RECORDS SHOWN:
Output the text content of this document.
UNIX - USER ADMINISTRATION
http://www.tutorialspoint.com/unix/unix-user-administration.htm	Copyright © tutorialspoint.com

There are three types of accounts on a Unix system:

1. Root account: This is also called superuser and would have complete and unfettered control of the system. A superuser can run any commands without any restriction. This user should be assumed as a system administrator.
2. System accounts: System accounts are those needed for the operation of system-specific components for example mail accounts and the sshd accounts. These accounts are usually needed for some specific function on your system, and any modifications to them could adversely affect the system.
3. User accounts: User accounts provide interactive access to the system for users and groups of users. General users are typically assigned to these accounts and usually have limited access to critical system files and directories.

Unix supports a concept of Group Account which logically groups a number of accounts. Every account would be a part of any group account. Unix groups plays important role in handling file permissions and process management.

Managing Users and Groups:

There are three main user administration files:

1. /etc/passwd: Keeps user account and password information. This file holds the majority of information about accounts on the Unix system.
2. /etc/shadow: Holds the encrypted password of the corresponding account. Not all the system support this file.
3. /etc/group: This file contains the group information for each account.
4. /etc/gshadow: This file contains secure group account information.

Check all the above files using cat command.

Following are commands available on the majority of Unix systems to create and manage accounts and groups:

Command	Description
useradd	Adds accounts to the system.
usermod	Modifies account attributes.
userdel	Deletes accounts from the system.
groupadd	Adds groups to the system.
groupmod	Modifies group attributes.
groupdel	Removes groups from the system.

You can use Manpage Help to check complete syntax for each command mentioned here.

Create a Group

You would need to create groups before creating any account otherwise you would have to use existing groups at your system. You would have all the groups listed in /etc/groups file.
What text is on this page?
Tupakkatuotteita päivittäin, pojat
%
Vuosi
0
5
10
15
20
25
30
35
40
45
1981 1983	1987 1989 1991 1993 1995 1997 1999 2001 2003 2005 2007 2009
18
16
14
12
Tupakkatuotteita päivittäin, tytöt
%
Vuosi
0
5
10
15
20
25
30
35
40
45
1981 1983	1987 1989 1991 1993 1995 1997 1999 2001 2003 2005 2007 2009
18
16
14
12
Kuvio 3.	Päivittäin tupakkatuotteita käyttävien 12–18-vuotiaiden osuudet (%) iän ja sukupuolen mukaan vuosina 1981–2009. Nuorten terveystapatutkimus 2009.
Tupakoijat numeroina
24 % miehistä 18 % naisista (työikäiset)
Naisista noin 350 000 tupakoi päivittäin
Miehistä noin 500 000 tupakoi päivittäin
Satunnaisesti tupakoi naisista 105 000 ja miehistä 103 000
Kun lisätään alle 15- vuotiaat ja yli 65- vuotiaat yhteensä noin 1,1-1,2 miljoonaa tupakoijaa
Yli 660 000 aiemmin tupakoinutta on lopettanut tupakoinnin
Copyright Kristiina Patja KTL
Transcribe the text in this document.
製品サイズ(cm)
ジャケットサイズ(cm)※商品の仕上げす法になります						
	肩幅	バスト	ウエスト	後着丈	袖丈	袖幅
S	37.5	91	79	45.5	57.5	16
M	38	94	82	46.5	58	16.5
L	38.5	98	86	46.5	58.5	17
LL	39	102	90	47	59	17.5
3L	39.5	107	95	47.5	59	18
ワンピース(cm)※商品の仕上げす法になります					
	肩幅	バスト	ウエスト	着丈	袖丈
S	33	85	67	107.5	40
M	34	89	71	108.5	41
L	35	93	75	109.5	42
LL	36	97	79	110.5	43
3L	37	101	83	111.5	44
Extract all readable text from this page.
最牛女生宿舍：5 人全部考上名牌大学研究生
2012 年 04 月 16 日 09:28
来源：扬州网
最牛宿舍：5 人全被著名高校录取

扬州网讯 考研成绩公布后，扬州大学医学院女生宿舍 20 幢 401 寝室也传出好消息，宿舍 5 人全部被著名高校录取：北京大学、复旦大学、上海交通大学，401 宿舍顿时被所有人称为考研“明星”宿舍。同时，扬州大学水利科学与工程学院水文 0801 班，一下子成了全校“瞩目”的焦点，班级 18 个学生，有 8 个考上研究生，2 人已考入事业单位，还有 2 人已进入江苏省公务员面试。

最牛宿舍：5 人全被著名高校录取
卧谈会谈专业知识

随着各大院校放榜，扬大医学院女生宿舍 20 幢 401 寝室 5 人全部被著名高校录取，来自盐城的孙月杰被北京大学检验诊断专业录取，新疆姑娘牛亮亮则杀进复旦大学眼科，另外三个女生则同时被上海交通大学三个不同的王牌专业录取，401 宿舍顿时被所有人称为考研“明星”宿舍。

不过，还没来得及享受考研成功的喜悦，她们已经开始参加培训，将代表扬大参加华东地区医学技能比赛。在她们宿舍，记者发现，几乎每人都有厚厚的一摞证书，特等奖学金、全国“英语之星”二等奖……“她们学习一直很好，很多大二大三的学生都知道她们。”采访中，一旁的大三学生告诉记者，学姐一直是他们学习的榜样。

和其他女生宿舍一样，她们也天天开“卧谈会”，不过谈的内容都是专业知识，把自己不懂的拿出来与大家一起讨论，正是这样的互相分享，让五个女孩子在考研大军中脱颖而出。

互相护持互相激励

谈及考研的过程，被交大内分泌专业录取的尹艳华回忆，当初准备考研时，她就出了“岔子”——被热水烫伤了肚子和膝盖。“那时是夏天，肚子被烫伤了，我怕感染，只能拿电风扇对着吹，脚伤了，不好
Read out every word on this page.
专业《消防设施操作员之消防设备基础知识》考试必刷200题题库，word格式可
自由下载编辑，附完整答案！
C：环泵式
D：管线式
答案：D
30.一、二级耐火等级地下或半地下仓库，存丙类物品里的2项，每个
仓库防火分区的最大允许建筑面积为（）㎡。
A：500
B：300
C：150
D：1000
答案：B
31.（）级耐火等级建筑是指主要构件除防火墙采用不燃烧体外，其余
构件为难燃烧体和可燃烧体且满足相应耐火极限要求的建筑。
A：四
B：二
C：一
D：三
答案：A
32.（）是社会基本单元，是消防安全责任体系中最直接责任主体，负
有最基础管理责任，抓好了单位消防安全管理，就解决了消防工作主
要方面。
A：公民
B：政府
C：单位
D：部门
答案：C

TASK INSTRUCTIONS:
Extract all of the material exactly as it is written.

FULL RESPONSE:
Output the text content of this document.
UNIX - USER ADMINISTRATION
http://www.tutorialspoint.com/unix/unix-user-administration.htm	Copyright © tutorialspoint.com

There are three types of accounts on a Unix system:

1. Root account: This is also called superuser and would have complete and unfettered control of the system. A superuser can run any commands without any restriction. This user should be assumed as a system administrator.
2. System accounts: System accounts are those needed for the operation of system-specific components for example mail accounts and the sshd accounts. These accounts are usually needed for some specific function on your system, and any modifications to them could adversely affect the system.
3. User accounts: User accounts provide interactive access to the system for users and groups of users. General users are typically assigned to these accounts and usually have limited access to critical system files and directories.

Unix supports a concept of Group Account which logically groups a number of accounts. Every account would be a part of any group account. Unix groups plays important role in handling file permissions and process management.

Managing Users and Groups:

There are three main user administration files:

1. /etc/passwd: Keeps user account and password information. This file holds the majority of information about accounts on the Unix system.
2. /etc/shadow: Holds the encrypted password of the corresponding account. Not all the system support this file.
3. /etc/group: This file contains the group information for each account.
4. /etc/gshadow: This file contains secure group account information.

Check all the above files using cat command.

Following are commands available on the majority of Unix systems to create and manage accounts and groups:

Command	Description
useradd	Adds accounts to the system.
usermod	Modifies account attributes.
userdel	Deletes accounts from the system.
groupadd	Adds groups to the system.
groupmod	Modifies group attributes.
groupdel	Removes groups from the system.

You can use Manpage Help to check complete syntax for each command mentioned here.

Create a Group

You would need to create groups before creating any account otherwise you would have to use existing groups at your system. You would have all the groups listed in /etc/groups file.
What text is on this page?
Tupakkatuotteita päivittäin, pojat
%
Vuosi
0
5
10
15
20
25
30
35
40
45
1981 1983	1987 1989 1991 1993 1995 1997 1999 2001 2003 2005 2007 2009
18
16
14
12
Tupakkatuotteita päivittäin, tytöt
%
Vuosi
0
5
10
15
20
25
30
35
40
45
1981 1983	1987 1989 1991 1993 1995 1997 1999 2001 2003 2005 2007 2009
18
16
14
12
Kuvio 3.	Päivittäin tupakkatuotteita käyttävien 12–18-vuotiaiden osuudet (%) iän ja sukupuolen mukaan vuosina 1981–2009. Nuorten terveystapatutkimus 2009.
Tupakoijat numeroina
24 % miehistä 18 % naisista (työikäiset)
Naisista noin 350 000 tupakoi päivittäin
Miehistä noin 500 000 tupakoi päivittäin
Satunnaisesti tupakoi naisista 105 000 ja miehistä 103 000
Kun lisätään alle 15- vuotiaat ja yli 65- vuotiaat yhteensä noin 1,1-1,2 miljoonaa tupakoijaa
Yli 660 000 aiemmin tupakoinutta on lopettanut tupakoinnin
Copyright Kristiina Patja KTL
Transcribe the text in this document.
製品サイズ(cm)
ジャケットサイズ(cm)※商品の仕上げす法になります						
	肩幅	バスト	ウエスト	後着丈	袖丈	袖幅
S	37.5	91	79	45.5	57.5	16
M	38	94	82	46.5	58	16.5
L	38.5	98	86	46.5	58.5	17
LL	39	102	90	47	59	17.5
3L	39.5	107	95	47.5	59	18
ワンピース(cm)※商品の仕上げす法になります					
	肩幅	バスト	ウエスト	着丈	袖丈
S	33	85	67	107.5	40
M	34	89	71	108.5	41
L	35	93	75	109.5	42
LL	36	97	79	110.5	43
3L	37	101	83	111.5	44
Extract all readable text from this page.
最牛女生宿舍：5 人全部考上名牌大学研究生
2012 年 04 月 16 日 09:28
来源：扬州网
最牛宿舍：5 人全被著名高校录取

扬州网讯 考研成绩公布后，扬州大学医学院女生宿舍 20 幢 401 寝室也传出好消息，宿舍 5 人全部被著名高校录取：北京大学、复旦大学、上海交通大学，401 宿舍顿时被所有人称为考研“明星”宿舍。同时，扬州大学水利科学与工程学院水文 0801 班，一下子成了全校“瞩目”的焦点，班级 18 个学生，有 8 个考上研究生，2 人已考入事业单位，还有 2 人已进入江苏省公务员面试。

最牛宿舍：5 人全被著名高校录取
卧谈会谈专业知识

随着各大院校放榜，扬大医学院女生宿舍 20 幢 401 寝室 5 人全部被著名高校录取，来自盐城的孙月杰被北京大学检验诊断专业录取，新疆姑娘牛亮亮则杀进复旦大学眼科，另外三个女生则同时被上海交通大学三个不同的王牌专业录取，401 宿舍顿时被所有人称为考研“明星”宿舍。

不过，还没来得及享受考研成功的喜悦，她们已经开始参加培训，将代表扬大参加华东地区医学技能比赛。在她们宿舍，记者发现，几乎每人都有厚厚的一摞证书，特等奖学金、全国“英语之星”二等奖……“她们学习一直很好，很多大二大三的学生都知道她们。”采访中，一旁的大三学生告诉记者，学姐一直是他们学习的榜样。

和其他女生宿舍一样，她们也天天开“卧谈会”，不过谈的内容都是专业知识，把自己不懂的拿出来与大家一起讨论，正是这样的互相分享，让五个女孩子在考研大军中脱颖而出。

互相护持互相激励

谈及考研的过程，被交大内分泌专业录取的尹艳华回忆，当初准备考研时，她就出了“岔子”——被热水烫伤了肚子和膝盖。“那时是夏天，肚子被烫伤了，我怕感染，只能拿电风扇对着吹，脚伤了，不好
Read out every word on this page.
专业《消防设施操作员之消防设备基础知识》考试必刷200题题库，word格式可
自由下载编辑，附完整答案！
C：环泵式
D：管线式
答案：D
30.一、二级耐火等级地下或半地下仓库，存丙类物品里的2项，每个
仓库防火分区的最大允许建筑面积为（）㎡。
A：500
B：300
C：150
D：1000
答案：B
31.（）级耐火等级建筑是指主要构件除防火墙采用不燃烧体外，其余
构件为难燃烧体和可燃烧体且满足相应耐火极限要求的建筑。
A：四
B：二
C：一
D：三
答案：A
32.（）是社会基本单元，是消防安全责任体系中最直接责任主体，负
有最基础管理责任，抓好了单位消防安全管理，就解决了消防工作主
要方面。
A：公民
B：政府
C：单位
D：部门
答案：C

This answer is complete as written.